● What the task asks: Keep only the lines that hold the string "环境温度设置为", filtering out the rest of the entries below.
---------- Data provided ----------
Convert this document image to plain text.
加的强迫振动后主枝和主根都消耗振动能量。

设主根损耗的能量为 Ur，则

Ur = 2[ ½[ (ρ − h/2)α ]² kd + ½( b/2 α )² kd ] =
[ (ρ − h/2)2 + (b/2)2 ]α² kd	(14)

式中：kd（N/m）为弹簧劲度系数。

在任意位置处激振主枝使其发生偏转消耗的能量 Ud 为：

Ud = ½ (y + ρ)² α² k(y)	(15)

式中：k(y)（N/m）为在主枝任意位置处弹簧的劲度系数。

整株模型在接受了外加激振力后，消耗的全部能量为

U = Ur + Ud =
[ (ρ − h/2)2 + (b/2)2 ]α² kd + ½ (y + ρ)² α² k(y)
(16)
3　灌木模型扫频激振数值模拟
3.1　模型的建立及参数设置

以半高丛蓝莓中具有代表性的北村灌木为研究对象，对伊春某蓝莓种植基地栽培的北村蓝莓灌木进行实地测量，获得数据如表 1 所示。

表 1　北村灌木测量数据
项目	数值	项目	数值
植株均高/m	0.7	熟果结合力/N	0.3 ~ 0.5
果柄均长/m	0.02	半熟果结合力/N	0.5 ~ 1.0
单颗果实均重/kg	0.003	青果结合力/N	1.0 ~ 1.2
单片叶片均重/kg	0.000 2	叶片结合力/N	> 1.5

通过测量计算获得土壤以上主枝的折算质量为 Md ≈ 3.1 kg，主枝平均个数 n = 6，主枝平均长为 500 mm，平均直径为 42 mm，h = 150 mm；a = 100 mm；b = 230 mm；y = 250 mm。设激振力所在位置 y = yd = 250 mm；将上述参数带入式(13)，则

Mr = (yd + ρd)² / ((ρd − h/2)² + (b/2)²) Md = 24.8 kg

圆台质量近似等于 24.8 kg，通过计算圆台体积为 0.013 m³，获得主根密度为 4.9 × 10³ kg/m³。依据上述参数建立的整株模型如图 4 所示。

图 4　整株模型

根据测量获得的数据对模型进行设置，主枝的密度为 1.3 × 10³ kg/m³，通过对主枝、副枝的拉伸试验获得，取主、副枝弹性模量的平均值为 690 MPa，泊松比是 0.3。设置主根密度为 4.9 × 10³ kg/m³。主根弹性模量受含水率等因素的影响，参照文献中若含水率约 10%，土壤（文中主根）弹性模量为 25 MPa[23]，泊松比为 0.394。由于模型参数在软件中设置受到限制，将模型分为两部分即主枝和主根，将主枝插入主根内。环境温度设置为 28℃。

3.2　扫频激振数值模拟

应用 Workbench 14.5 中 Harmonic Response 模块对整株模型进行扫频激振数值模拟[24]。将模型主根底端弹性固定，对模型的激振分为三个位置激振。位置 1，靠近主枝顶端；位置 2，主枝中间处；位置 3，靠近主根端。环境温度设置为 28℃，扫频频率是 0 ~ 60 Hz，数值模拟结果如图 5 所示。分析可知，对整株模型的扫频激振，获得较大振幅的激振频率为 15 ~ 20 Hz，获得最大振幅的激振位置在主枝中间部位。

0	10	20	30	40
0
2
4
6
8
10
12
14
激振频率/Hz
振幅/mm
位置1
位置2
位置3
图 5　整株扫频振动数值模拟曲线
----------
● Finished exercise:
根据测量获得的数据对模型进行设置，主枝的密度为 1.3 × 10³ kg/m³，通过对主枝、副枝的拉伸试验获得，取主、副枝弹性模量的平均值为 690 MPa，泊松比是 0.3。设置主根密度为 4.9 × 10³ kg/m³。主根弹性模量受含水率等因素的影响，参照文献中若含水率约 10%，土壤（文中主根）弹性模量为 25 MPa[23]，泊松比为 0.394。由于模型参数在软件中设置受到限制，将模型分为两部分即主枝和主根，将主枝插入主根内。环境温度设置为 28℃。
应用 Workbench 14.5 中 Harmonic Response 模块对整株模型进行扫频激振数值模拟[24]。将模型主根底端弹性固定，对模型的激振分为三个位置激振。位置 1，靠近主枝顶端；位置 2，主枝中间处；位置 3，靠近主根端。环境温度设置为 28℃，扫频频率是 0 ~ 60 Hz，数值模拟结果如图 5 所示。分析可知，对整株模型的扫频激振，获得较大振幅的激振频率为 15 ~ 20 Hz，获得最大振幅的激振位置在主枝中间部位。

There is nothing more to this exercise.